*Job:*
Exact repetition of every entry is required.

[Figure data in JSON]
↓
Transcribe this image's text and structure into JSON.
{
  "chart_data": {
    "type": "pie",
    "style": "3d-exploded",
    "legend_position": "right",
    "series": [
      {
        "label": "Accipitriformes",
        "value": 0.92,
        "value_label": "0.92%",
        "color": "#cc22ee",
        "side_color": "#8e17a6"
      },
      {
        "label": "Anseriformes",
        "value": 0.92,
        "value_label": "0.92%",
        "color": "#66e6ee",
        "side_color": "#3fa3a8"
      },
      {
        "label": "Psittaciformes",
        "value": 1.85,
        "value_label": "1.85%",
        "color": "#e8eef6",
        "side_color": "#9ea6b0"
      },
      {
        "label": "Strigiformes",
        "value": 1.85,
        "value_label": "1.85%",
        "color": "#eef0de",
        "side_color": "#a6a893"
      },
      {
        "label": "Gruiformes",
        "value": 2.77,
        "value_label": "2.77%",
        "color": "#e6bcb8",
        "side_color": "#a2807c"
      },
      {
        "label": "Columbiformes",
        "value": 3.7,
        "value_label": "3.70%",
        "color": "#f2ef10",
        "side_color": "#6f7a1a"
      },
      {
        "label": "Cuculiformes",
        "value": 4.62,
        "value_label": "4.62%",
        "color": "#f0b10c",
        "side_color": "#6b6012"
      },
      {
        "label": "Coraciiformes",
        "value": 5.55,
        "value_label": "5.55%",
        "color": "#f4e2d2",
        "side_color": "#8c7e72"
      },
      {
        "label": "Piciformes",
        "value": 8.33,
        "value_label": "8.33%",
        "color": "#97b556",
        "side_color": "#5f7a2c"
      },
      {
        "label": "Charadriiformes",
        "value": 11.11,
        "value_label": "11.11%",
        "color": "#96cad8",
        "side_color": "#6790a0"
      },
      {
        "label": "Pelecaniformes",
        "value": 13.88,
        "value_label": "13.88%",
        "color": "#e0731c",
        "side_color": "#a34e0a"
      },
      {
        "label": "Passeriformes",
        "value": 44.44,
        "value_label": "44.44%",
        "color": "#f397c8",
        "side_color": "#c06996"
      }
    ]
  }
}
↑
*Task result:*
Transcribe this image's text and structure into JSON.
{
  "chart_data": {
    "type": "pie",
    "style": "3d-exploded",
    "legend_position": "right",
    "series": [
      {
        "label": "Accipitriformes",
        "value": 0.92,
        "value_label": "0.92%",
        "color": "#cc22ee",
        "side_color": "#8e17a6"
      },
      {
        "label": "Anseriformes",
        "value": 0.92,
        "value_label": "0.92%",
        "color": "#66e6ee",
        "side_color": "#3fa3a8"
      },
      {
        "label": "Psittaciformes",
        "value": 1.85,
        "value_label": "1.85%",
        "color": "#e8eef6",
        "side_color": "#9ea6b0"
      },
      {
        "label": "Strigiformes",
        "value": 1.85,
        "value_label": "1.85%",
        "color": "#eef0de",
        "side_color": "#a6a893"
      },
      {
        "label": "Gruiformes",
        "value": 2.77,
        "value_label": "2.77%",
        "color": "#e6bcb8",
        "side_color": "#a2807c"
      },
      {
        "label": "Columbiformes",
        "value": 3.7,
        "value_label": "3.70%",
        "color": "#f2ef10",
        "side_color": "#6f7a1a"
      },
      {
        "label": "Cuculiformes",
        "value": 4.62,
        "value_label": "4.62%",
        "color": "#f0b10c",
        "side_color": "#6b6012"
      },
      {
        "label": "Coraciiformes",
        "value": 5.55,
        "value_label": "5.55%",
        "color": "#f4e2d2",
        "side_color": "#8c7e72"
      },
      {
        "label": "Piciformes",
        "value": 8.33,
        "value_label": "8.33%",
        "color": "#97b556",
        "side_color": "#5f7a2c"
      },
      {
        "label": "Charadriiformes",
        "value": 11.11,
        "value_label": "11.11%",
        "color": "#96cad8",
        "side_color": "#6790a0"
      },
      {
        "label": "Pelecaniformes",
        "value": 13.88,
        "value_label": "13.88%",
        "color": "#e0731c",
        "side_color": "#a34e0a"
      },
      {
        "label": "Passeriformes",
        "value": 44.44,
        "value_label": "44.44%",
        "color": "#f397c8",
        "side_color": "#c06996"
      }
    ]
  }
}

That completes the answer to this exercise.